## Set exercise
Exactly reproduce each record listed below.

## Data section
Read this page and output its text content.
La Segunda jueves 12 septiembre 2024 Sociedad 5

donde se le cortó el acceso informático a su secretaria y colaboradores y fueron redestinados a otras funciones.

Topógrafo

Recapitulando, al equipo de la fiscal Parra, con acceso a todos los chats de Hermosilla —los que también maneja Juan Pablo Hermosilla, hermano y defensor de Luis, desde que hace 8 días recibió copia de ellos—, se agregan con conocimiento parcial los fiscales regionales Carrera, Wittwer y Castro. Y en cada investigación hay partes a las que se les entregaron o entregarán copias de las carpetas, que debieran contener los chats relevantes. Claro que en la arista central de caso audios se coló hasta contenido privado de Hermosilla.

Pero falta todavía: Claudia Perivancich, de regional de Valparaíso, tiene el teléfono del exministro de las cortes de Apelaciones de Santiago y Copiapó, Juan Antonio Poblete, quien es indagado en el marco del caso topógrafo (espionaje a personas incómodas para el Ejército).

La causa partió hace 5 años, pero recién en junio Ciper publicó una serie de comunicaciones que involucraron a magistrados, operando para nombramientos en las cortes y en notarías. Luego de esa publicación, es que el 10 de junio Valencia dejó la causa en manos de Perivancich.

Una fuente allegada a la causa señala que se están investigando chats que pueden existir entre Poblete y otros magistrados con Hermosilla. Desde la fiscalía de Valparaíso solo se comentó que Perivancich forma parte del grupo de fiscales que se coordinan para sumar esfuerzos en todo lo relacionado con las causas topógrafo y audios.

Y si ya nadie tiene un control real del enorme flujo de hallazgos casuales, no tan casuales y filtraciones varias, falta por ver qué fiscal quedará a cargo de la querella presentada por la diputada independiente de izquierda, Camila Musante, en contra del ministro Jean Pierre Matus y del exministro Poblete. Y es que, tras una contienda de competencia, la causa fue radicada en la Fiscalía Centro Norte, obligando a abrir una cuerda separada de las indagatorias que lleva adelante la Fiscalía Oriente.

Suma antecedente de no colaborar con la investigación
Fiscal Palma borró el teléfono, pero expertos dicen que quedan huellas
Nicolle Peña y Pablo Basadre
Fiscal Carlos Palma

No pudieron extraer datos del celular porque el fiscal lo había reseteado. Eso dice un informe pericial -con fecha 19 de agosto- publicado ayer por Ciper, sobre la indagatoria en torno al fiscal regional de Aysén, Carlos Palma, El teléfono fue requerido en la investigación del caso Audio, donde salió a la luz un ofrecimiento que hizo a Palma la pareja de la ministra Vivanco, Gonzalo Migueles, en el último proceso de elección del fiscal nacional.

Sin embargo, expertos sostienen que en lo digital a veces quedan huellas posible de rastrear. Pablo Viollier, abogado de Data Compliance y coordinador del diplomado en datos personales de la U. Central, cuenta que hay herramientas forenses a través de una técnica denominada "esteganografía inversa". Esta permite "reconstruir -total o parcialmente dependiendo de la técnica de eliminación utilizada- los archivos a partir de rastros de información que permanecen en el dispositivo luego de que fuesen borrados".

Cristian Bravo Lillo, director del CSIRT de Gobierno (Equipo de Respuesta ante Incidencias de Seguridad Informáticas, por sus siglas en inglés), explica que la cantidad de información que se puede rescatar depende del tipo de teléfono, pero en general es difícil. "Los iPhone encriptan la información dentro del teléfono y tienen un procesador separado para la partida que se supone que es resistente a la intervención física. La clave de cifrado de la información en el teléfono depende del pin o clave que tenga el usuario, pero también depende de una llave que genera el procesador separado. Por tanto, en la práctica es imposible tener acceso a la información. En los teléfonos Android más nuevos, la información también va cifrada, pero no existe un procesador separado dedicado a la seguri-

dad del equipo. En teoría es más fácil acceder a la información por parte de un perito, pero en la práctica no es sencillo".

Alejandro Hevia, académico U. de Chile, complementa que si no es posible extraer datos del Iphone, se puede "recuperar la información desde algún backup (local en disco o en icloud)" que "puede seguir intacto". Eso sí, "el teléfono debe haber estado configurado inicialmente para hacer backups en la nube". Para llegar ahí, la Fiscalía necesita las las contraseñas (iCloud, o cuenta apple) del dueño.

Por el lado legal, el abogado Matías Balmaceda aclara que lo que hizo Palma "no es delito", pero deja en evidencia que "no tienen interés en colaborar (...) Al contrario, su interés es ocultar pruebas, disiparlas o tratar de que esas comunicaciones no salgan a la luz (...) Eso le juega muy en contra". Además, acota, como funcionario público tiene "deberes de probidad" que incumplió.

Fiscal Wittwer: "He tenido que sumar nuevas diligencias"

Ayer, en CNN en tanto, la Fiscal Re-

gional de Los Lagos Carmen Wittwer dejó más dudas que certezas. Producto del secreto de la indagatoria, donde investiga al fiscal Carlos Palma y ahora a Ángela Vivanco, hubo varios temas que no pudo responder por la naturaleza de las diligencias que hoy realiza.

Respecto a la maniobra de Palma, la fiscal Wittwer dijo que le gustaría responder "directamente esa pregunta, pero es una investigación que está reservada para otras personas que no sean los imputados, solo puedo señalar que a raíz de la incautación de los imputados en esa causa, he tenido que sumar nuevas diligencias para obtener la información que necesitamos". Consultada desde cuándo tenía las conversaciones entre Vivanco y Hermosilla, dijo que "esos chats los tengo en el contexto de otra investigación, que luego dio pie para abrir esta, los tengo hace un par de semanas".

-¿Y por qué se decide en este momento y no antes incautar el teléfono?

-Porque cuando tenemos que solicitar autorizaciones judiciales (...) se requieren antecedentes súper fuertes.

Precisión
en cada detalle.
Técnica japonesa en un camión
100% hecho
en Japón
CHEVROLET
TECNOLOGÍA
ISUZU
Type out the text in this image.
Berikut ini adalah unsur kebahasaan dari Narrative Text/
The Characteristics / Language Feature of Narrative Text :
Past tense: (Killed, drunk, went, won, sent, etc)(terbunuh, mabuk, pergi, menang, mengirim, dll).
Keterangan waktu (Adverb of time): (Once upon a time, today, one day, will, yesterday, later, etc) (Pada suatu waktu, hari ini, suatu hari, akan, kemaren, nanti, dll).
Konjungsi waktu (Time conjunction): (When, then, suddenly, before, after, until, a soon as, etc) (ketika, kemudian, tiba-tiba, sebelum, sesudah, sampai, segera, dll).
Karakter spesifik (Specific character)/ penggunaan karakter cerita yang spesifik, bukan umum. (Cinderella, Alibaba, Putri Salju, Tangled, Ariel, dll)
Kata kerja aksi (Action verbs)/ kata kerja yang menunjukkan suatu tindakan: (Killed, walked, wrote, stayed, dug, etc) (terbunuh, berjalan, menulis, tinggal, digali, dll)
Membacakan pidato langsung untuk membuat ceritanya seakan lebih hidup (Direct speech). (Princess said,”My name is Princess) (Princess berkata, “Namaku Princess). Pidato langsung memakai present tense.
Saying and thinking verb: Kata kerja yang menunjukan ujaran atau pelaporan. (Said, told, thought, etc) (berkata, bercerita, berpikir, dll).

## Exercise solution
Read this page and output its text content.
La Segunda jueves 12 septiembre 2024 Sociedad 5

donde se le cortó el acceso informático a su secretaria y colaboradores y fueron redestinados a otras funciones.

Topógrafo

Recapitulando, al equipo de la fiscal Parra, con acceso a todos los chats de Hermosilla —los que también maneja Juan Pablo Hermosilla, hermano y defensor de Luis, desde que hace 8 días recibió copia de ellos—, se agregan con conocimiento parcial los fiscales regionales Carrera, Wittwer y Castro. Y en cada investigación hay partes a las que se les entregaron o entregarán copias de las carpetas, que debieran contener los chats relevantes. Claro que en la arista central de caso audios se coló hasta contenido privado de Hermosilla.

Pero falta todavía: Claudia Perivancich, de regional de Valparaíso, tiene el teléfono del exministro de las cortes de Apelaciones de Santiago y Copiapó, Juan Antonio Poblete, quien es indagado en el marco del caso topógrafo (espionaje a personas incómodas para el Ejército).

La causa partió hace 5 años, pero recién en junio Ciper publicó una serie de comunicaciones que involucraron a magistrados, operando para nombramientos en las cortes y en notarías. Luego de esa publicación, es que el 10 de junio Valencia dejó la causa en manos de Perivancich.

Una fuente allegada a la causa señala que se están investigando chats que pueden existir entre Poblete y otros magistrados con Hermosilla. Desde la fiscalía de Valparaíso solo se comentó que Perivancich forma parte del grupo de fiscales que se coordinan para sumar esfuerzos en todo lo relacionado con las causas topógrafo y audios.

Y si ya nadie tiene un control real del enorme flujo de hallazgos casuales, no tan casuales y filtraciones varias, falta por ver qué fiscal quedará a cargo de la querella presentada por la diputada independiente de izquierda, Camila Musante, en contra del ministro Jean Pierre Matus y del exministro Poblete. Y es que, tras una contienda de competencia, la causa fue radicada en la Fiscalía Centro Norte, obligando a abrir una cuerda separada de las indagatorias que lleva adelante la Fiscalía Oriente.

Suma antecedente de no colaborar con la investigación
Fiscal Palma borró el teléfono, pero expertos dicen que quedan huellas
Nicolle Peña y Pablo Basadre
Fiscal Carlos Palma

No pudieron extraer datos del celular porque el fiscal lo había reseteado. Eso dice un informe pericial -con fecha 19 de agosto- publicado ayer por Ciper, sobre la indagatoria en torno al fiscal regional de Aysén, Carlos Palma, El teléfono fue requerido en la investigación del caso Audio, donde salió a la luz un ofrecimiento que hizo a Palma la pareja de la ministra Vivanco, Gonzalo Migueles, en el último proceso de elección del fiscal nacional.

Sin embargo, expertos sostienen que en lo digital a veces quedan huellas posible de rastrear. Pablo Viollier, abogado de Data Compliance y coordinador del diplomado en datos personales de la U. Central, cuenta que hay herramientas forenses a través de una técnica denominada "esteganografía inversa". Esta permite "reconstruir -total o parcialmente dependiendo de la técnica de eliminación utilizada- los archivos a partir de rastros de información que permanecen en el dispositivo luego de que fuesen borrados".

Cristian Bravo Lillo, director del CSIRT de Gobierno (Equipo de Respuesta ante Incidencias de Seguridad Informáticas, por sus siglas en inglés), explica que la cantidad de información que se puede rescatar depende del tipo de teléfono, pero en general es difícil. "Los iPhone encriptan la información dentro del teléfono y tienen un procesador separado para la partida que se supone que es resistente a la intervención física. La clave de cifrado de la información en el teléfono depende del pin o clave que tenga el usuario, pero también depende de una llave que genera el procesador separado. Por tanto, en la práctica es imposible tener acceso a la información. En los teléfonos Android más nuevos, la información también va cifrada, pero no existe un procesador separado dedicado a la seguri-

dad del equipo. En teoría es más fácil acceder a la información por parte de un perito, pero en la práctica no es sencillo".

Alejandro Hevia, académico U. de Chile, complementa que si no es posible extraer datos del Iphone, se puede "recuperar la información desde algún backup (local en disco o en icloud)" que "puede seguir intacto". Eso sí, "el teléfono debe haber estado configurado inicialmente para hacer backups en la nube". Para llegar ahí, la Fiscalía necesita las las contraseñas (iCloud, o cuenta apple) del dueño.

Por el lado legal, el abogado Matías Balmaceda aclara que lo que hizo Palma "no es delito", pero deja en evidencia que "no tienen interés en colaborar (...) Al contrario, su interés es ocultar pruebas, disiparlas o tratar de que esas comunicaciones no salgan a la luz (...) Eso le juega muy en contra". Además, acota, como funcionario público tiene "deberes de probidad" que incumplió.

Fiscal Wittwer: "He tenido que sumar nuevas diligencias"

Ayer, en CNN en tanto, la Fiscal Re-

gional de Los Lagos Carmen Wittwer dejó más dudas que certezas. Producto del secreto de la indagatoria, donde investiga al fiscal Carlos Palma y ahora a Ángela Vivanco, hubo varios temas que no pudo responder por la naturaleza de las diligencias que hoy realiza.

Respecto a la maniobra de Palma, la fiscal Wittwer dijo que le gustaría responder "directamente esa pregunta, pero es una investigación que está reservada para otras personas que no sean los imputados, solo puedo señalar que a raíz de la incautación de los imputados en esa causa, he tenido que sumar nuevas diligencias para obtener la información que necesitamos". Consultada desde cuándo tenía las conversaciones entre Vivanco y Hermosilla, dijo que "esos chats los tengo en el contexto de otra investigación, que luego dio pie para abrir esta, los tengo hace un par de semanas".

-¿Y por qué se decide en este momento y no antes incautar el teléfono?

-Porque cuando tenemos que solicitar autorizaciones judiciales (...) se requieren antecedentes súper fuertes.

Precisión
en cada detalle.
Técnica japonesa en un camión
100% hecho
en Japón
CHEVROLET
TECNOLOGÍA
ISUZU
Type out the text in this image.
Berikut ini adalah unsur kebahasaan dari Narrative Text/
The Characteristics / Language Feature of Narrative Text :
Past tense: (Killed, drunk, went, won, sent, etc)(terbunuh, mabuk, pergi, menang, mengirim, dll).
Keterangan waktu (Adverb of time): (Once upon a time, today, one day, will, yesterday, later, etc) (Pada suatu waktu, hari ini, suatu hari, akan, kemaren, nanti, dll).
Konjungsi waktu (Time conjunction): (When, then, suddenly, before, after, until, a soon as, etc) (ketika, kemudian, tiba-tiba, sebelum, sesudah, sampai, segera, dll).
Karakter spesifik (Specific character)/ penggunaan karakter cerita yang spesifik, bukan umum. (Cinderella, Alibaba, Putri Salju, Tangled, Ariel, dll)
Kata kerja aksi (Action verbs)/ kata kerja yang menunjukkan suatu tindakan: (Killed, walked, wrote, stayed, dug, etc) (terbunuh, berjalan, menulis, tinggal, digali, dll)
Membacakan pidato langsung untuk membuat ceritanya seakan lebih hidup (Direct speech). (Princess said,”My name is Princess) (Princess berkata, “Namaku Princess). Pidato langsung memakai present tense.
Saying and thinking verb: Kata kerja yang menunjukan ujaran atau pelaporan. (Said, told, thought, etc) (berkata, bercerita, berpikir, dll).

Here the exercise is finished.